WHAT IS NEEDED → Output the data below in full, byte for byte. Nothing may differ.

GIVEN DATA →
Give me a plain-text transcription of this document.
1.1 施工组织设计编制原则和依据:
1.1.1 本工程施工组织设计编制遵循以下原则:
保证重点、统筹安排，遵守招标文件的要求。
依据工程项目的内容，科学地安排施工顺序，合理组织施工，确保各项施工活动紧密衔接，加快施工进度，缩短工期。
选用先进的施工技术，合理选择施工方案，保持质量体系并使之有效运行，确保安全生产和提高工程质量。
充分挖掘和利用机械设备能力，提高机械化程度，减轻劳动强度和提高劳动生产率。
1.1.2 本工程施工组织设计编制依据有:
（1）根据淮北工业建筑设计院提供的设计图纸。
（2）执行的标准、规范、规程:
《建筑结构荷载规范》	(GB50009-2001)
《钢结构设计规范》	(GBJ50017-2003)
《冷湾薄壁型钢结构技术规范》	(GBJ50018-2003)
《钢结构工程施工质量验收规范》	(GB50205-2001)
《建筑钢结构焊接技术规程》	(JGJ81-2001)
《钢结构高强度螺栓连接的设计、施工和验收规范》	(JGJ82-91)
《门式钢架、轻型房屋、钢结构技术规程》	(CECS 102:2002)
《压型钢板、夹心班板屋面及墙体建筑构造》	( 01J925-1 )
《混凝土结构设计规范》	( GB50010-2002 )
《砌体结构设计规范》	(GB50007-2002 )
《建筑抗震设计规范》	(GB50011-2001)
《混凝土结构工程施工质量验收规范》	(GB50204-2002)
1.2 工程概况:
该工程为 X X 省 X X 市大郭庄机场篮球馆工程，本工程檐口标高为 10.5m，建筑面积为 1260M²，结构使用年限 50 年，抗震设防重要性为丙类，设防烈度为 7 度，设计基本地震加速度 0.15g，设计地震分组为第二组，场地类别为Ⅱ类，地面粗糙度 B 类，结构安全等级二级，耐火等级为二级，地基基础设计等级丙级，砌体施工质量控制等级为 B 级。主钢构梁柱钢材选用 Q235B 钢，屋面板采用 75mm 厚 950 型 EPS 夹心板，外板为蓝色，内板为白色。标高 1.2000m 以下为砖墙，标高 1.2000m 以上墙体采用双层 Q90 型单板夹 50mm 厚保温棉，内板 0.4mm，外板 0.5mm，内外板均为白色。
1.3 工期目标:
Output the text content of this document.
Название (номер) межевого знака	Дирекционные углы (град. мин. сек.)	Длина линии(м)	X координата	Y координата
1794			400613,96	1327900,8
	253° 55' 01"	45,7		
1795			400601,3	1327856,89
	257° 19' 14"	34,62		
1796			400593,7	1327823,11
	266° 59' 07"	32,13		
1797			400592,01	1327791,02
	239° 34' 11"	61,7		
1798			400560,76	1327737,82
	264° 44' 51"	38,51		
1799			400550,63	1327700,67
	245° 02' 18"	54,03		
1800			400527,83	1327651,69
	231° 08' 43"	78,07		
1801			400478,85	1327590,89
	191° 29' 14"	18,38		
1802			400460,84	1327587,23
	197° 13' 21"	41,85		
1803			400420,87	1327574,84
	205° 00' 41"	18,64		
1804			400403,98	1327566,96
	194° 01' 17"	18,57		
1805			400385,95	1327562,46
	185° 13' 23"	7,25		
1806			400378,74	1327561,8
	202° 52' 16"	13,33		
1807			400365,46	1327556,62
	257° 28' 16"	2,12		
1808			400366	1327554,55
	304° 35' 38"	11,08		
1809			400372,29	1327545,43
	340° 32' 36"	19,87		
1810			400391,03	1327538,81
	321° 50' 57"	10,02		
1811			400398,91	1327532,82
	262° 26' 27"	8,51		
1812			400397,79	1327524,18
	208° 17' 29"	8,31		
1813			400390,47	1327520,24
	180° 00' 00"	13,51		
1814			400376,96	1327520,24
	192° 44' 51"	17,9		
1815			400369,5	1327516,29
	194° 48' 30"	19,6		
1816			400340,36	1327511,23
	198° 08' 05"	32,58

SOLVED PROBLEM →
Give me a plain-text transcription of this document.
1.1 施工组织设计编制原则和依据:
1.1.1 本工程施工组织设计编制遵循以下原则:
保证重点、统筹安排，遵守招标文件的要求。
依据工程项目的内容，科学地安排施工顺序，合理组织施工，确保各项施工活动紧密衔接，加快施工进度，缩短工期。
选用先进的施工技术，合理选择施工方案，保持质量体系并使之有效运行，确保安全生产和提高工程质量。
充分挖掘和利用机械设备能力，提高机械化程度，减轻劳动强度和提高劳动生产率。
1.1.2 本工程施工组织设计编制依据有:
（1）根据淮北工业建筑设计院提供的设计图纸。
（2）执行的标准、规范、规程:
《建筑结构荷载规范》	(GB50009-2001)
《钢结构设计规范》	(GBJ50017-2003)
《冷湾薄壁型钢结构技术规范》	(GBJ50018-2003)
《钢结构工程施工质量验收规范》	(GB50205-2001)
《建筑钢结构焊接技术规程》	(JGJ81-2001)
《钢结构高强度螺栓连接的设计、施工和验收规范》	(JGJ82-91)
《门式钢架、轻型房屋、钢结构技术规程》	(CECS 102:2002)
《压型钢板、夹心班板屋面及墙体建筑构造》	( 01J925-1 )
《混凝土结构设计规范》	( GB50010-2002 )
《砌体结构设计规范》	(GB50007-2002 )
《建筑抗震设计规范》	(GB50011-2001)
《混凝土结构工程施工质量验收规范》	(GB50204-2002)
1.2 工程概况:
该工程为 X X 省 X X 市大郭庄机场篮球馆工程，本工程檐口标高为 10.5m，建筑面积为 1260M²，结构使用年限 50 年，抗震设防重要性为丙类，设防烈度为 7 度，设计基本地震加速度 0.15g，设计地震分组为第二组，场地类别为Ⅱ类，地面粗糙度 B 类，结构安全等级二级，耐火等级为二级，地基基础设计等级丙级，砌体施工质量控制等级为 B 级。主钢构梁柱钢材选用 Q235B 钢，屋面板采用 75mm 厚 950 型 EPS 夹心板，外板为蓝色，内板为白色。标高 1.2000m 以下为砖墙，标高 1.2000m 以上墙体采用双层 Q90 型单板夹 50mm 厚保温棉，内板 0.4mm，外板 0.5mm，内外板均为白色。
1.3 工期目标:
Output the text content of this document.
Название (номер) межевого знака	Дирекционные углы (град. мин. сек.)	Длина линии(м)	X координата	Y координата
1794			400613,96	1327900,8
	253° 55' 01"	45,7		
1795			400601,3	1327856,89
	257° 19' 14"	34,62		
1796			400593,7	1327823,11
	266° 59' 07"	32,13		
1797			400592,01	1327791,02
	239° 34' 11"	61,7		
1798			400560,76	1327737,82
	264° 44' 51"	38,51		
1799			400550,63	1327700,67
	245° 02' 18"	54,03		
1800			400527,83	1327651,69
	231° 08' 43"	78,07		
1801			400478,85	1327590,89
	191° 29' 14"	18,38		
1802			400460,84	1327587,23
	197° 13' 21"	41,85		
1803			400420,87	1327574,84
	205° 00' 41"	18,64		
1804			400403,98	1327566,96
	194° 01' 17"	18,57		
1805			400385,95	1327562,46
	185° 13' 23"	7,25		
1806			400378,74	1327561,8
	202° 52' 16"	13,33		
1807			400365,46	1327556,62
	257° 28' 16"	2,12		
1808			400366	1327554,55
	304° 35' 38"	11,08		
1809			400372,29	1327545,43
	340° 32' 36"	19,87		
1810			400391,03	1327538,81
	321° 50' 57"	10,02		
1811			400398,91	1327532,82
	262° 26' 27"	8,51		
1812			400397,79	1327524,18
	208° 17' 29"	8,31		
1813			400390,47	1327520,24
	180° 00' 00"	13,51		
1814			400376,96	1327520,24
	192° 44' 51"	17,9		
1815			400369,5	1327516,29
	194° 48' 30"	19,6		
1816			400340,36	1327511,23
	198° 08' 05"	32,58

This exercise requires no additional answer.